[What the task requires] Copy all lines of the listing that include the string "ylabel".

Structured figure records:
-- -- --
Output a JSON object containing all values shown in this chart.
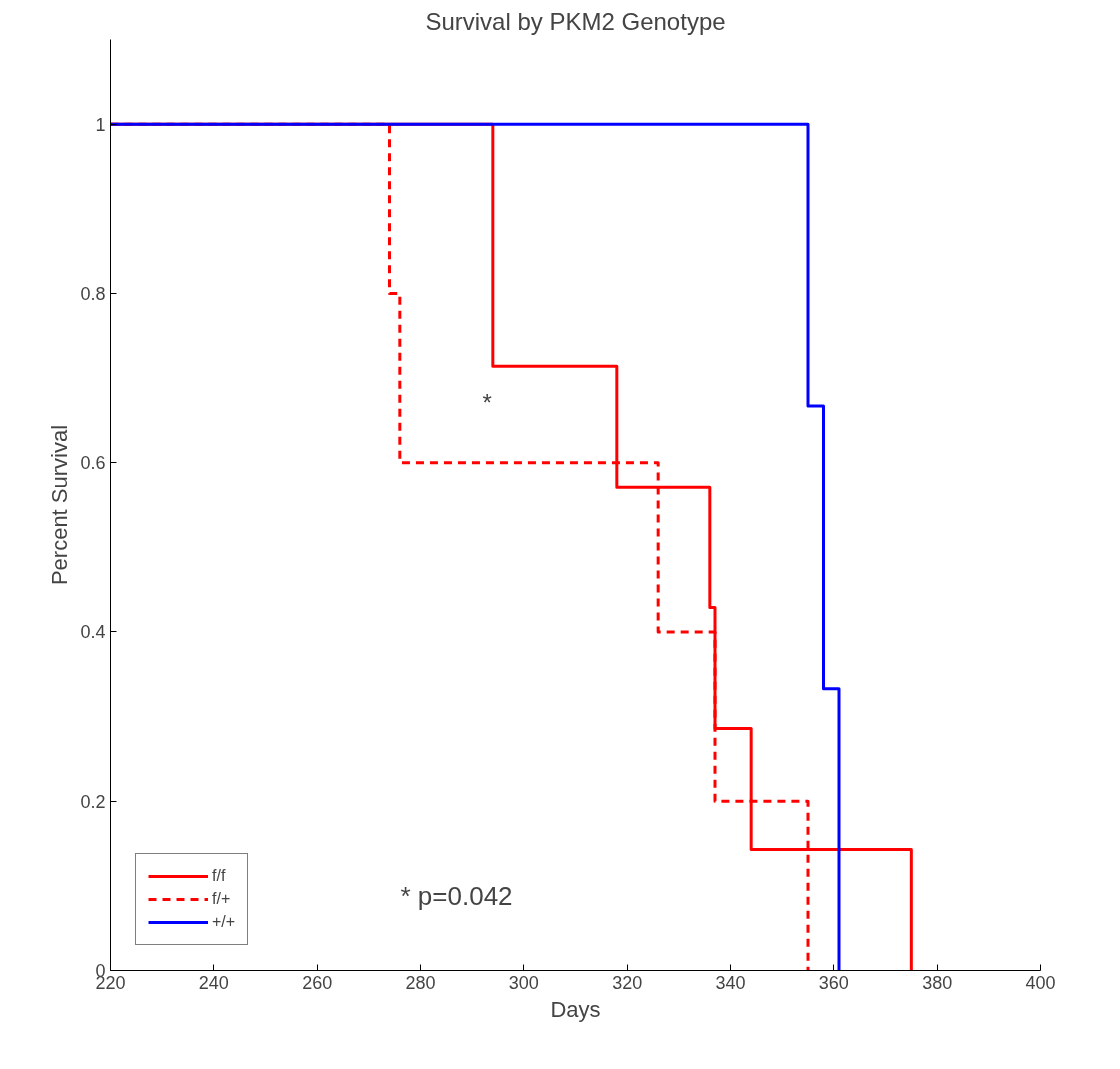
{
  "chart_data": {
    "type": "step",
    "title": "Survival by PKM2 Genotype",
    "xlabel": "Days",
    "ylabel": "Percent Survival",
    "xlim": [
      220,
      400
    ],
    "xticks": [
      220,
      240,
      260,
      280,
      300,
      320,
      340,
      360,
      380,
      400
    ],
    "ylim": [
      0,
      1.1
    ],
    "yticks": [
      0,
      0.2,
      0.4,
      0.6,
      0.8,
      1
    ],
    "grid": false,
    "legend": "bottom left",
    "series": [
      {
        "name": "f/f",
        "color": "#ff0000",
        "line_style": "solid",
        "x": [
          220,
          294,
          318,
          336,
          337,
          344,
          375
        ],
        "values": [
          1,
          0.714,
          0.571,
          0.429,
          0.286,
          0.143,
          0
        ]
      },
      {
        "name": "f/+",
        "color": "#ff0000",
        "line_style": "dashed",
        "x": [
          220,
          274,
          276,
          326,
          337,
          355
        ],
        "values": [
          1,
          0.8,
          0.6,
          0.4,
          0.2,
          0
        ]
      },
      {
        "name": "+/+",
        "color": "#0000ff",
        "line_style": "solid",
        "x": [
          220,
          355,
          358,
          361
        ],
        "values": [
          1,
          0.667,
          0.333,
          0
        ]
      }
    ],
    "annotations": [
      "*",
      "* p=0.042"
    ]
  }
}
-- -- --
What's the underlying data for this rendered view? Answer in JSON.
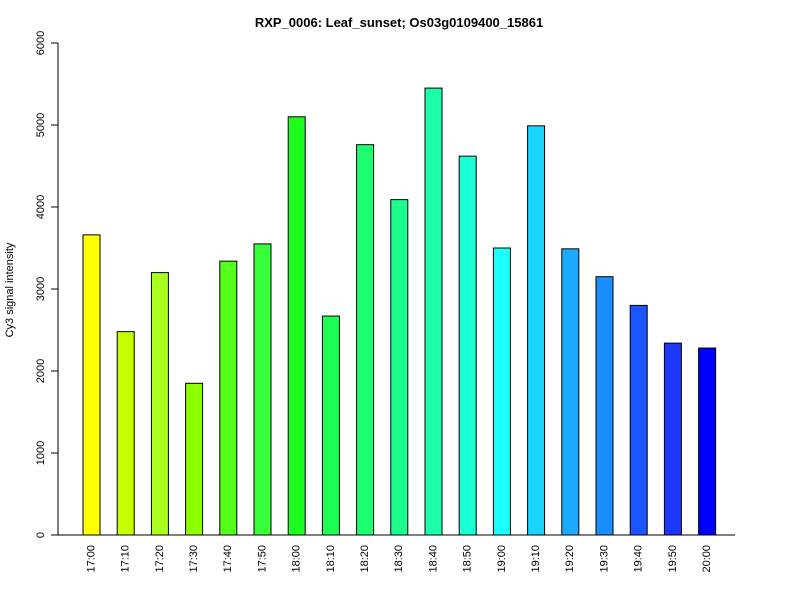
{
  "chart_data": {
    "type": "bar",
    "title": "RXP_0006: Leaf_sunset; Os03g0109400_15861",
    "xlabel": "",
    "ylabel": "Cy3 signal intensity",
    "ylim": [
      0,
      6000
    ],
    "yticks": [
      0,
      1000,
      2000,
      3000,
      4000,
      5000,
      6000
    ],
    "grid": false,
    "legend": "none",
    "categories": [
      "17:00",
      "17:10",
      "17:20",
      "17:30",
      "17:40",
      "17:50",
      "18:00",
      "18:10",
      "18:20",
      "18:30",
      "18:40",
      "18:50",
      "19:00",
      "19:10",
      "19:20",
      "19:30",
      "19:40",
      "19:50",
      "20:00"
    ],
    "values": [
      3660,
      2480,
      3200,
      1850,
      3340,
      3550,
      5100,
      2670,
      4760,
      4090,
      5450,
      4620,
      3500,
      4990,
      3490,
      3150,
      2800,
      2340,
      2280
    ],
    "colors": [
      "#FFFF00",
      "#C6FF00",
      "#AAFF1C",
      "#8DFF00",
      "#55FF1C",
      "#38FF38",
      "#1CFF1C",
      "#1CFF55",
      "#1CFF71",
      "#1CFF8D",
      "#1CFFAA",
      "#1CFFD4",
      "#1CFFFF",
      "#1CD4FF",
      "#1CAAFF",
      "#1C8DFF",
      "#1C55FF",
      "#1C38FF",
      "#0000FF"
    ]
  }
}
-- -- --
[Correct output]
    "ylabel": "Percent Survival",
    "ylabel": "Cy3 signal intensity",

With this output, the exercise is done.